Recorded data:
-- start --
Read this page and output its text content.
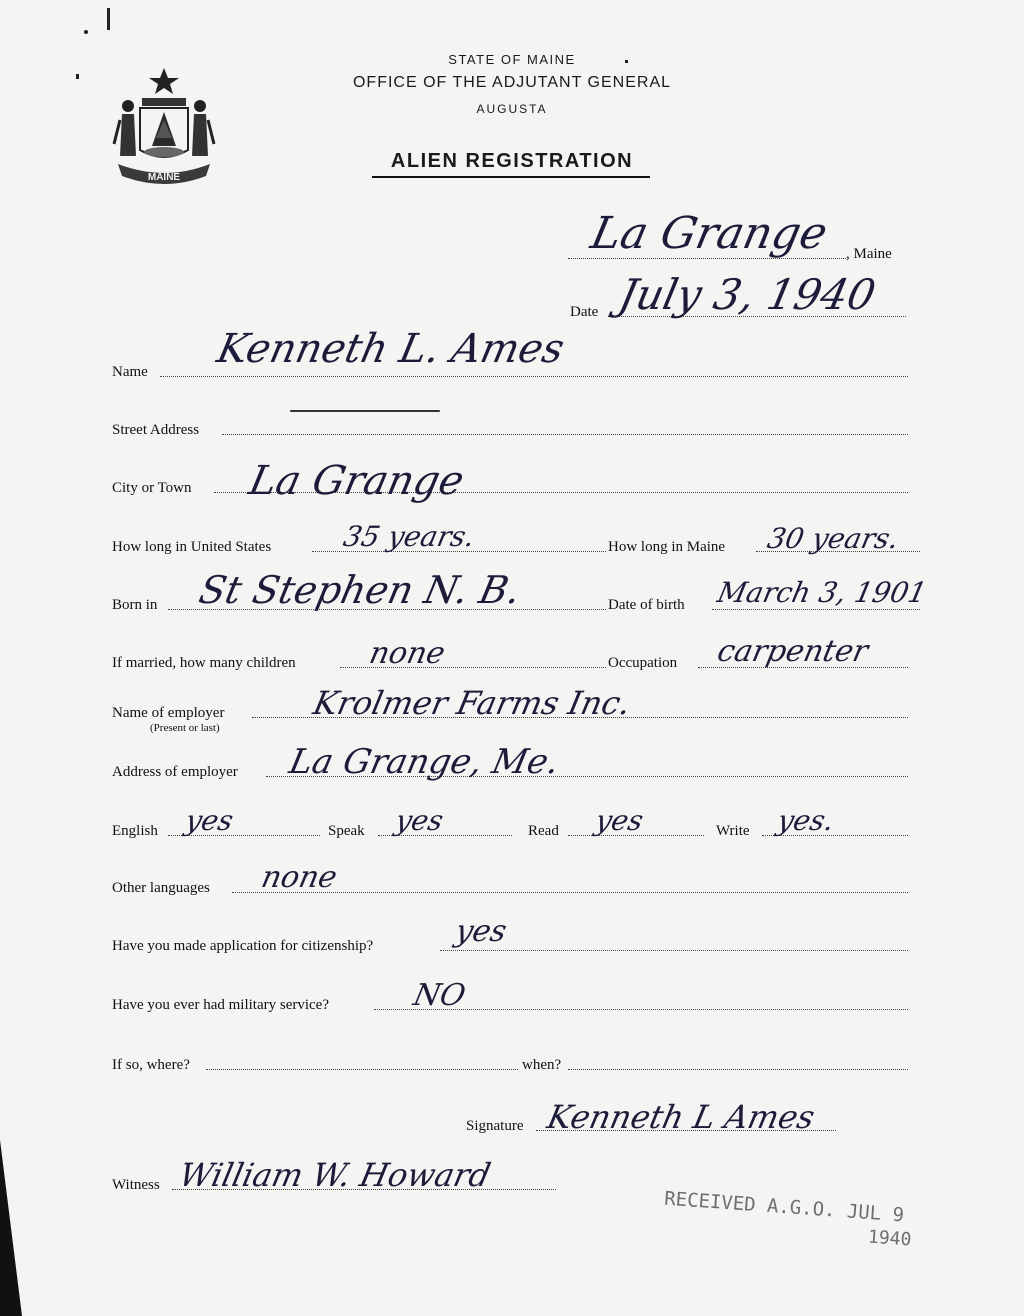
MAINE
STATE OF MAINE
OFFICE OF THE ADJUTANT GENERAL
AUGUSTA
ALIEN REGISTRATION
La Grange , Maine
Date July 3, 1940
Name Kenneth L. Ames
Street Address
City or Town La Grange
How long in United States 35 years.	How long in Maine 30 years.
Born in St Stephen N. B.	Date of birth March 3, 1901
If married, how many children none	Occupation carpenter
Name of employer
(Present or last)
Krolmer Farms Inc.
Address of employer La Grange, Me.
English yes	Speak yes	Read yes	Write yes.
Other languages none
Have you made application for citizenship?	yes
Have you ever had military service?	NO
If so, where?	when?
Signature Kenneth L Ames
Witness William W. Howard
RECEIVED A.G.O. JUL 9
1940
-- end --
TASK TO CARRY OUT:
Retype the records exactly. Any image in them should not appear in what you write.

REPLY TO THE TASK:
Read this page and output its text content.
MAINE
STATE OF MAINE
OFFICE OF THE ADJUTANT GENERAL
AUGUSTA
ALIEN REGISTRATION
La Grange , Maine
Date July 3, 1940
Name Kenneth L. Ames
Street Address
City or Town La Grange
How long in United States 35 years.	How long in Maine 30 years.
Born in St Stephen N. B.	Date of birth March 3, 1901
If married, how many children none	Occupation carpenter
Name of employer
(Present or last)
Krolmer Farms Inc.
Address of employer La Grange, Me.
English yes	Speak yes	Read yes	Write yes.
Other languages none
Have you made application for citizenship?	yes
Have you ever had military service?	NO
If so, where?	when?
Signature Kenneth L Ames
Witness William W. Howard
RECEIVED A.G.O. JUL 9
1940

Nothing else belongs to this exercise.